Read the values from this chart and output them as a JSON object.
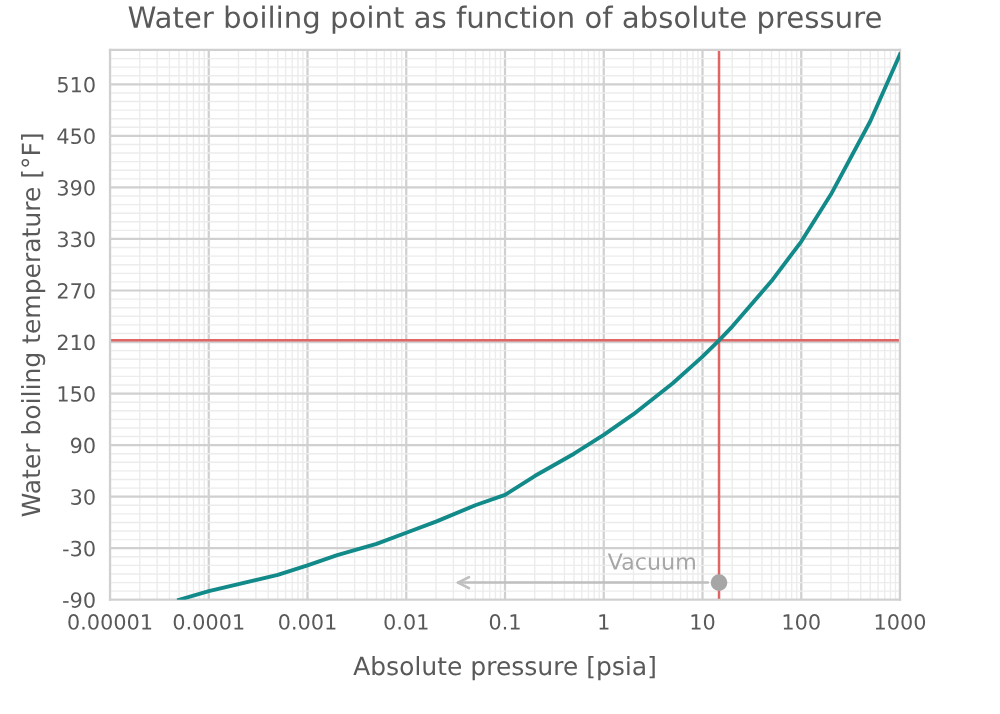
{
  "chart_data": {
    "type": "line",
    "title": "Water boiling point as function of absolute pressure",
    "xlabel": "Absolute pressure [psia]",
    "ylabel": "Water boiling temperature [°F]",
    "log": "x",
    "xlim": [
      1e-05,
      1000
    ],
    "xticks": [
      {
        "value": 1e-05,
        "label": "0.00001"
      },
      {
        "value": 0.0001,
        "label": "0.0001"
      },
      {
        "value": 0.001,
        "label": "0.001"
      },
      {
        "value": 0.01,
        "label": "0.01"
      },
      {
        "value": 0.1,
        "label": "0.1"
      },
      {
        "value": 1,
        "label": "1"
      },
      {
        "value": 10,
        "label": "10"
      },
      {
        "value": 100,
        "label": "100"
      },
      {
        "value": 1000,
        "label": "1000"
      }
    ],
    "ylim": [
      -90,
      550
    ],
    "yticks": [
      -90,
      -30,
      30,
      90,
      150,
      210,
      270,
      330,
      390,
      450,
      510
    ],
    "grid": true,
    "marker": "none",
    "line_style": "solid",
    "x": [
      5e-05,
      0.0001,
      0.0005,
      0.001,
      0.002,
      0.005,
      0.01,
      0.02,
      0.05,
      0.1,
      0.2,
      0.5,
      1,
      2,
      5,
      10,
      14.7,
      20,
      50,
      100,
      200,
      500,
      1000
    ],
    "series": [
      {
        "color": "#138a8a",
        "values": [
          -90,
          -80,
          -61,
          -50,
          -38,
          -25,
          -12,
          1,
          20,
          32,
          54,
          80,
          102,
          126,
          162,
          193,
          212,
          228,
          281,
          327,
          382,
          467,
          545
        ]
      }
    ],
    "ref_lines": [
      {
        "axis": "x",
        "value": 14.7,
        "color": "#e06666"
      },
      {
        "axis": "y",
        "value": 212,
        "color": "#e06666"
      }
    ],
    "annotations": [
      {
        "text": "Vacuum",
        "x": 14.7,
        "y": -70
      }
    ]
  }
}
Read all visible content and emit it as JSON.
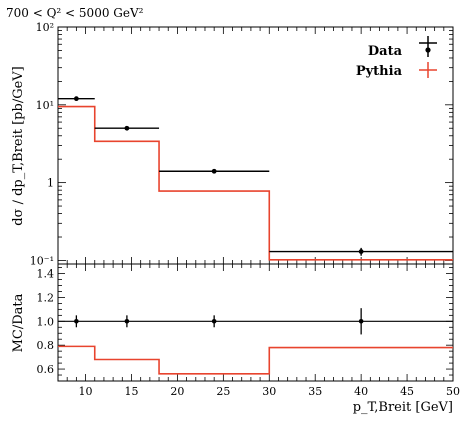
{
  "chart_data": [
    {
      "type": "line",
      "panel": "main",
      "title": "700 < Q² < 5000 GeV²",
      "ylabel": "dσ / dp_T,Breit [pb/GeV]",
      "yscale": "log",
      "xlim": [
        7,
        50
      ],
      "ylim": [
        0.09,
        100
      ],
      "y_tick_labels": [
        "10⁻¹",
        "1",
        "10¹",
        "10²"
      ],
      "legend_placement": "top-right",
      "bin_edges": [
        7,
        11,
        18,
        30,
        50
      ],
      "series": [
        {
          "name": "Data",
          "style": "points-with-errors",
          "color": "#000000",
          "x": [
            9,
            14.5,
            24,
            40
          ],
          "values": [
            12.0,
            5.0,
            1.4,
            0.13
          ],
          "xerr_low": [
            7,
            11,
            18,
            30
          ],
          "xerr_high": [
            11,
            18,
            30,
            50
          ],
          "yerr": [
            0.6,
            0.25,
            0.07,
            0.015
          ]
        },
        {
          "name": "Pythia",
          "style": "histogram-step",
          "color": "#e8442e",
          "values": [
            9.5,
            3.4,
            0.78,
            0.102
          ]
        }
      ]
    },
    {
      "type": "line",
      "panel": "ratio",
      "xlabel": "p_T,Breit [GeV]",
      "ylabel": "MC/Data",
      "xlim": [
        7,
        50
      ],
      "ylim": [
        0.5,
        1.48
      ],
      "x_ticks": [
        10,
        15,
        20,
        25,
        30,
        35,
        40,
        45,
        50
      ],
      "y_ticks": [
        0.6,
        0.8,
        1.0,
        1.2,
        1.4
      ],
      "bin_edges": [
        7,
        11,
        18,
        30,
        50
      ],
      "series": [
        {
          "name": "Data",
          "style": "points-with-errors",
          "color": "#000000",
          "x": [
            9,
            14.5,
            24,
            40
          ],
          "values": [
            1.0,
            1.0,
            1.0,
            1.0
          ],
          "yerr": [
            0.05,
            0.05,
            0.05,
            0.11
          ]
        },
        {
          "name": "Pythia",
          "style": "histogram-step",
          "color": "#e8442e",
          "values": [
            0.79,
            0.68,
            0.56,
            0.78
          ]
        }
      ]
    }
  ]
}
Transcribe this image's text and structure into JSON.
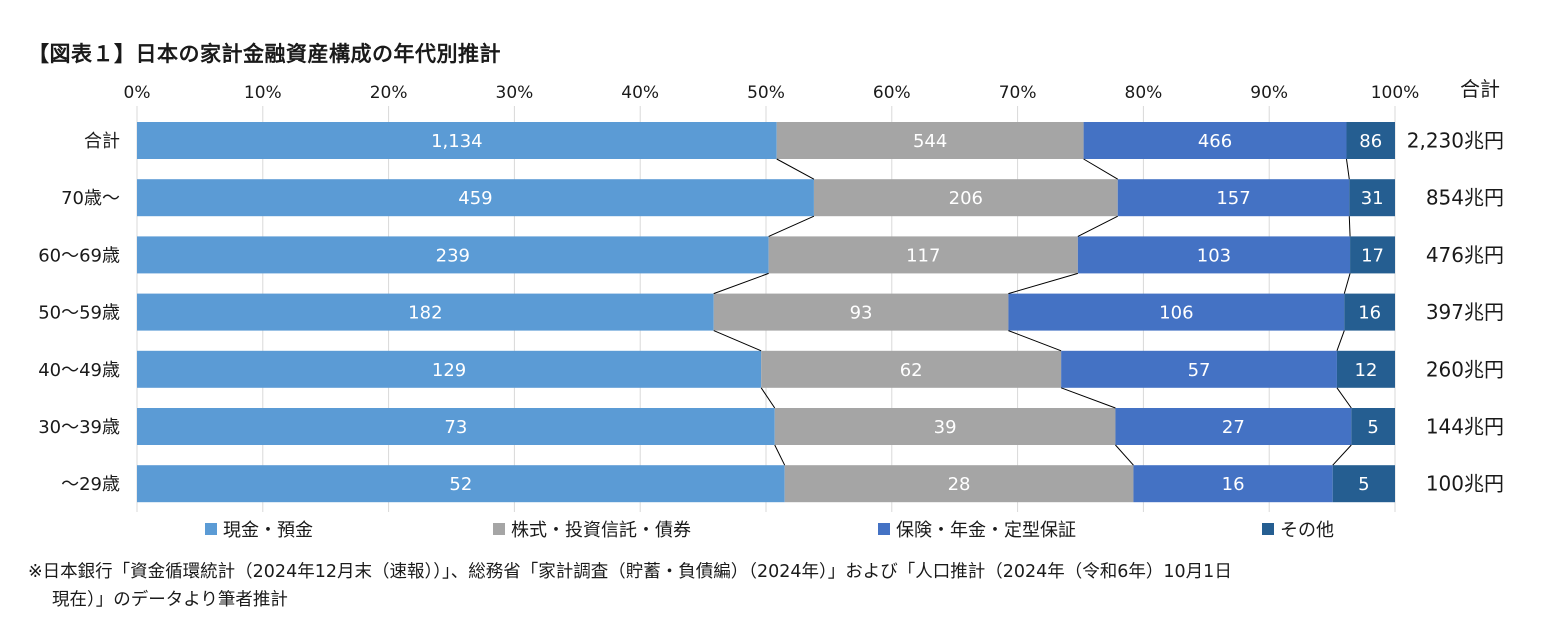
{
  "chart_data": {
    "type": "bar",
    "orientation": "horizontal",
    "stacked": "percent",
    "title": "【図表１】日本の家計金融資産構成の年代別推計",
    "categories": [
      "合計",
      "70歳～",
      "60～69歳",
      "50～59歳",
      "40～49歳",
      "30～39歳",
      "～29歳"
    ],
    "series": [
      {
        "name": "現金・預金",
        "color": "#5b9bd5",
        "values": [
          1134,
          459,
          239,
          182,
          129,
          73,
          52
        ],
        "labels": [
          "1,134",
          "459",
          "239",
          "182",
          "129",
          "73",
          "52"
        ]
      },
      {
        "name": "株式・投資信託・債券",
        "color": "#a5a5a5",
        "values": [
          544,
          206,
          117,
          93,
          62,
          39,
          28
        ],
        "labels": [
          "544",
          "206",
          "117",
          "93",
          "62",
          "39",
          "28"
        ]
      },
      {
        "name": "保険・年金・定型保証",
        "color": "#4472c4",
        "values": [
          466,
          157,
          103,
          106,
          57,
          27,
          16
        ],
        "labels": [
          "466",
          "157",
          "103",
          "106",
          "57",
          "27",
          "16"
        ]
      },
      {
        "name": "その他",
        "color": "#255e91",
        "values": [
          86,
          31,
          17,
          16,
          12,
          5,
          5
        ],
        "labels": [
          "86",
          "31",
          "17",
          "16",
          "12",
          "5",
          "5"
        ]
      }
    ],
    "totals": [
      "2,230兆円",
      "854兆円",
      "476兆円",
      "397兆円",
      "260兆円",
      "144兆円",
      "100兆円"
    ],
    "totals_header": "合計",
    "x_ticks": [
      "0%",
      "10%",
      "20%",
      "30%",
      "40%",
      "50%",
      "60%",
      "70%",
      "80%",
      "90%",
      "100%"
    ],
    "xlim": [
      0,
      100
    ],
    "grid": true,
    "legend_position": "bottom",
    "connector_lines": true
  },
  "source_note": {
    "line1": "※日本銀行「資金循環統計（2024年12月末（速報））」、総務省「家計調査（貯蓄・負債編）（2024年）」および「人口推計（2024年（令和6年）10月1日",
    "line2": "現在）」のデータより筆者推計"
  }
}
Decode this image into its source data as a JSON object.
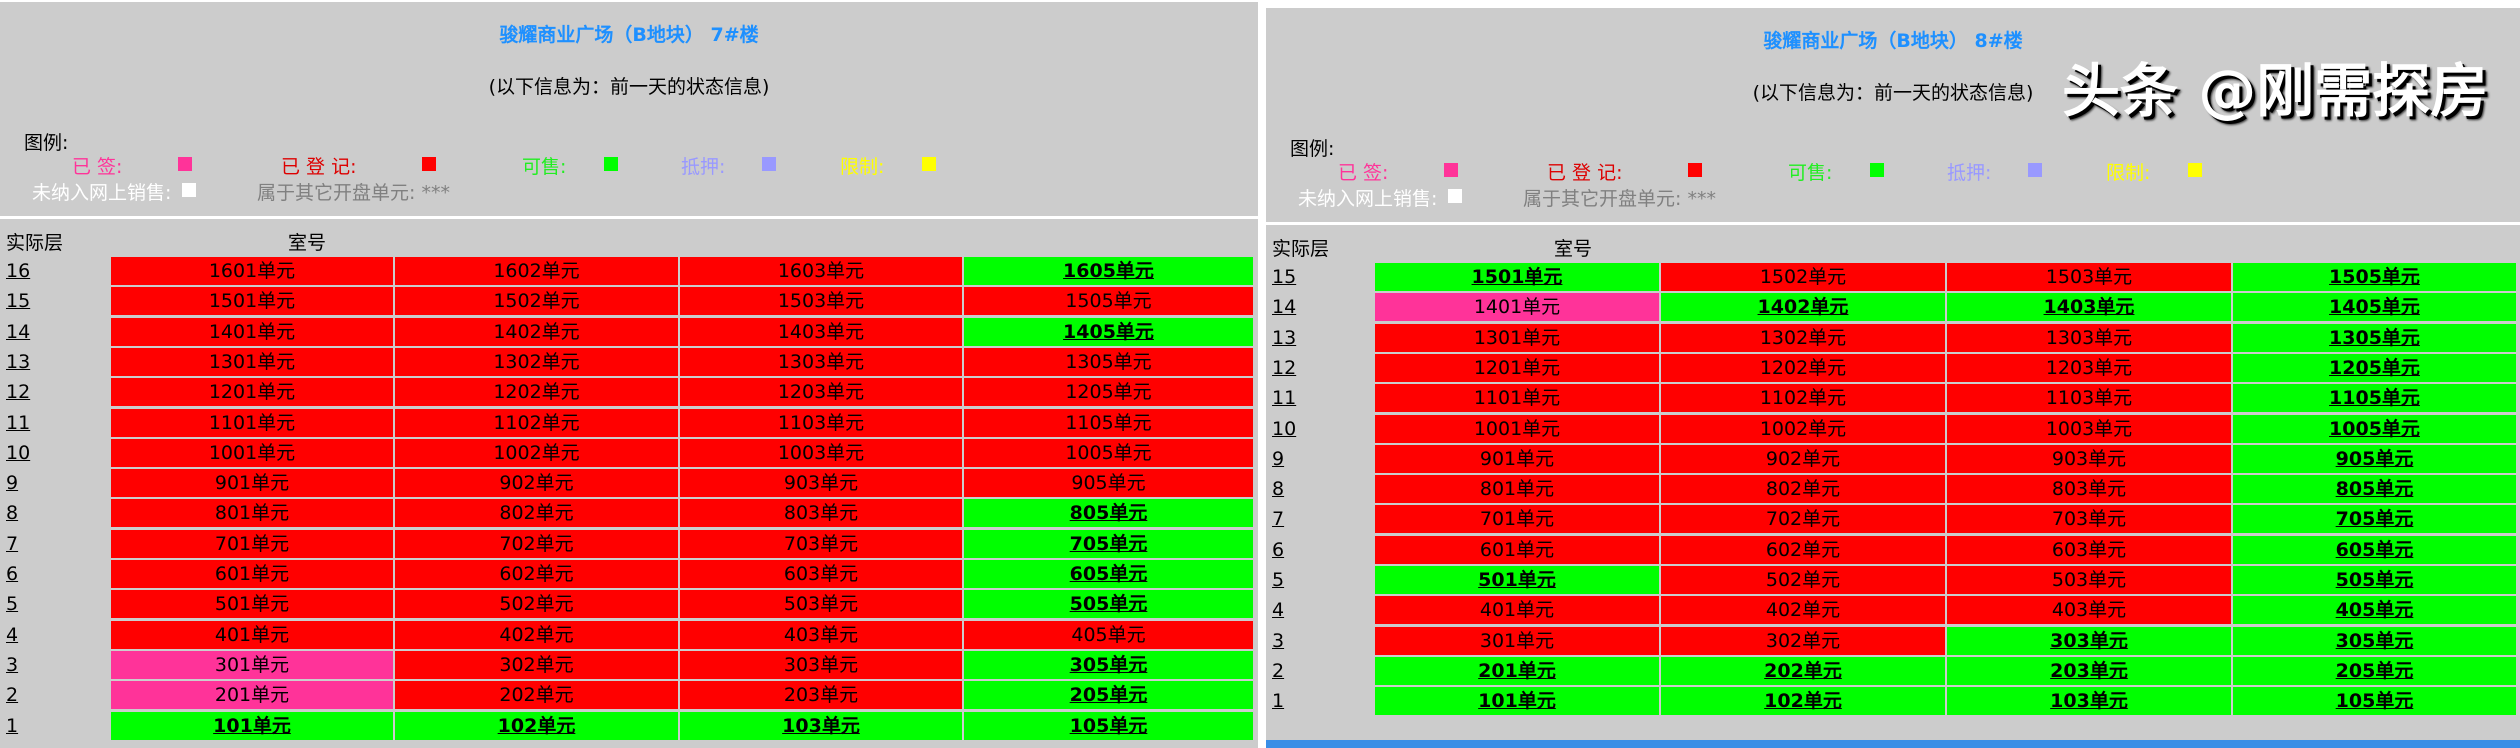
{
  "colors": {
    "signed": "#ff3399",
    "registered": "#ff0000",
    "available": "#00ff00",
    "mortgaged": "#9999ff",
    "restricted": "#ffff00",
    "not_online": "#ffffff",
    "title": "#1e90ff"
  },
  "legend": {
    "label": "图例:",
    "signed": "已 签:",
    "registered": "已 登 记:",
    "available": "可售:",
    "mortgaged": "抵押:",
    "restricted": "限制:",
    "not_online": "未纳入网上销售:",
    "other_batch": "属于其它开盘单元: ***"
  },
  "table_headers": {
    "floor": "实际层",
    "room": "室号"
  },
  "subtitle": "(以下信息为：前一天的状态信息)",
  "watermark": "头条 @刚需探房",
  "buildings": [
    {
      "title": "骏耀商业广场（B地块） 7#楼",
      "rows": [
        {
          "floor": "16",
          "units": [
            [
              "1601单元",
              "r"
            ],
            [
              "1602单元",
              "r"
            ],
            [
              "1603单元",
              "r"
            ],
            [
              "1605单元",
              "a"
            ]
          ]
        },
        {
          "floor": "15",
          "units": [
            [
              "1501单元",
              "r"
            ],
            [
              "1502单元",
              "r"
            ],
            [
              "1503单元",
              "r"
            ],
            [
              "1505单元",
              "r"
            ]
          ]
        },
        {
          "floor": "14",
          "units": [
            [
              "1401单元",
              "r"
            ],
            [
              "1402单元",
              "r"
            ],
            [
              "1403单元",
              "r"
            ],
            [
              "1405单元",
              "a"
            ]
          ]
        },
        {
          "floor": "13",
          "units": [
            [
              "1301单元",
              "r"
            ],
            [
              "1302单元",
              "r"
            ],
            [
              "1303单元",
              "r"
            ],
            [
              "1305单元",
              "r"
            ]
          ]
        },
        {
          "floor": "12",
          "units": [
            [
              "1201单元",
              "r"
            ],
            [
              "1202单元",
              "r"
            ],
            [
              "1203单元",
              "r"
            ],
            [
              "1205单元",
              "r"
            ]
          ]
        },
        {
          "floor": "11",
          "units": [
            [
              "1101单元",
              "r"
            ],
            [
              "1102单元",
              "r"
            ],
            [
              "1103单元",
              "r"
            ],
            [
              "1105单元",
              "r"
            ]
          ]
        },
        {
          "floor": "10",
          "units": [
            [
              "1001单元",
              "r"
            ],
            [
              "1002单元",
              "r"
            ],
            [
              "1003单元",
              "r"
            ],
            [
              "1005单元",
              "r"
            ]
          ]
        },
        {
          "floor": "9",
          "units": [
            [
              "901单元",
              "r"
            ],
            [
              "902单元",
              "r"
            ],
            [
              "903单元",
              "r"
            ],
            [
              "905单元",
              "r"
            ]
          ]
        },
        {
          "floor": "8",
          "units": [
            [
              "801单元",
              "r"
            ],
            [
              "802单元",
              "r"
            ],
            [
              "803单元",
              "r"
            ],
            [
              "805单元",
              "a"
            ]
          ]
        },
        {
          "floor": "7",
          "units": [
            [
              "701单元",
              "r"
            ],
            [
              "702单元",
              "r"
            ],
            [
              "703单元",
              "r"
            ],
            [
              "705单元",
              "a"
            ]
          ]
        },
        {
          "floor": "6",
          "units": [
            [
              "601单元",
              "r"
            ],
            [
              "602单元",
              "r"
            ],
            [
              "603单元",
              "r"
            ],
            [
              "605单元",
              "a"
            ]
          ]
        },
        {
          "floor": "5",
          "units": [
            [
              "501单元",
              "r"
            ],
            [
              "502单元",
              "r"
            ],
            [
              "503单元",
              "r"
            ],
            [
              "505单元",
              "a"
            ]
          ]
        },
        {
          "floor": "4",
          "units": [
            [
              "401单元",
              "r"
            ],
            [
              "402单元",
              "r"
            ],
            [
              "403单元",
              "r"
            ],
            [
              "405单元",
              "r"
            ]
          ]
        },
        {
          "floor": "3",
          "units": [
            [
              "301单元",
              "s"
            ],
            [
              "302单元",
              "r"
            ],
            [
              "303单元",
              "r"
            ],
            [
              "305单元",
              "a"
            ]
          ]
        },
        {
          "floor": "2",
          "units": [
            [
              "201单元",
              "s"
            ],
            [
              "202单元",
              "r"
            ],
            [
              "203单元",
              "r"
            ],
            [
              "205单元",
              "a"
            ]
          ]
        },
        {
          "floor": "1",
          "units": [
            [
              "101单元",
              "a"
            ],
            [
              "102单元",
              "a"
            ],
            [
              "103单元",
              "a"
            ],
            [
              "105单元",
              "a"
            ]
          ]
        }
      ]
    },
    {
      "title": "骏耀商业广场（B地块） 8#楼",
      "rows": [
        {
          "floor": "15",
          "units": [
            [
              "1501单元",
              "a"
            ],
            [
              "1502单元",
              "r"
            ],
            [
              "1503单元",
              "r"
            ],
            [
              "1505单元",
              "a"
            ]
          ]
        },
        {
          "floor": "14",
          "units": [
            [
              "1401单元",
              "s"
            ],
            [
              "1402单元",
              "a"
            ],
            [
              "1403单元",
              "a"
            ],
            [
              "1405单元",
              "a"
            ]
          ]
        },
        {
          "floor": "13",
          "units": [
            [
              "1301单元",
              "r"
            ],
            [
              "1302单元",
              "r"
            ],
            [
              "1303单元",
              "r"
            ],
            [
              "1305单元",
              "a"
            ]
          ]
        },
        {
          "floor": "12",
          "units": [
            [
              "1201单元",
              "r"
            ],
            [
              "1202单元",
              "r"
            ],
            [
              "1203单元",
              "r"
            ],
            [
              "1205单元",
              "a"
            ]
          ]
        },
        {
          "floor": "11",
          "units": [
            [
              "1101单元",
              "r"
            ],
            [
              "1102单元",
              "r"
            ],
            [
              "1103单元",
              "r"
            ],
            [
              "1105单元",
              "a"
            ]
          ]
        },
        {
          "floor": "10",
          "units": [
            [
              "1001单元",
              "r"
            ],
            [
              "1002单元",
              "r"
            ],
            [
              "1003单元",
              "r"
            ],
            [
              "1005单元",
              "a"
            ]
          ]
        },
        {
          "floor": "9",
          "units": [
            [
              "901单元",
              "r"
            ],
            [
              "902单元",
              "r"
            ],
            [
              "903单元",
              "r"
            ],
            [
              "905单元",
              "a"
            ]
          ]
        },
        {
          "floor": "8",
          "units": [
            [
              "801单元",
              "r"
            ],
            [
              "802单元",
              "r"
            ],
            [
              "803单元",
              "r"
            ],
            [
              "805单元",
              "a"
            ]
          ]
        },
        {
          "floor": "7",
          "units": [
            [
              "701单元",
              "r"
            ],
            [
              "702单元",
              "r"
            ],
            [
              "703单元",
              "r"
            ],
            [
              "705单元",
              "a"
            ]
          ]
        },
        {
          "floor": "6",
          "units": [
            [
              "601单元",
              "r"
            ],
            [
              "602单元",
              "r"
            ],
            [
              "603单元",
              "r"
            ],
            [
              "605单元",
              "a"
            ]
          ]
        },
        {
          "floor": "5",
          "units": [
            [
              "501单元",
              "a"
            ],
            [
              "502单元",
              "r"
            ],
            [
              "503单元",
              "r"
            ],
            [
              "505单元",
              "a"
            ]
          ]
        },
        {
          "floor": "4",
          "units": [
            [
              "401单元",
              "r"
            ],
            [
              "402单元",
              "r"
            ],
            [
              "403单元",
              "r"
            ],
            [
              "405单元",
              "a"
            ]
          ]
        },
        {
          "floor": "3",
          "units": [
            [
              "301单元",
              "r"
            ],
            [
              "302单元",
              "r"
            ],
            [
              "303单元",
              "a"
            ],
            [
              "305单元",
              "a"
            ]
          ]
        },
        {
          "floor": "2",
          "units": [
            [
              "201单元",
              "a"
            ],
            [
              "202单元",
              "a"
            ],
            [
              "203单元",
              "a"
            ],
            [
              "205单元",
              "a"
            ]
          ]
        },
        {
          "floor": "1",
          "units": [
            [
              "101单元",
              "a"
            ],
            [
              "102单元",
              "a"
            ],
            [
              "103单元",
              "a"
            ],
            [
              "105单元",
              "a"
            ]
          ]
        }
      ]
    }
  ]
}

Task description ::
Of all the lines in the listing above, how many contain the word "name"? Answer with the number alone.

Task answer ::
8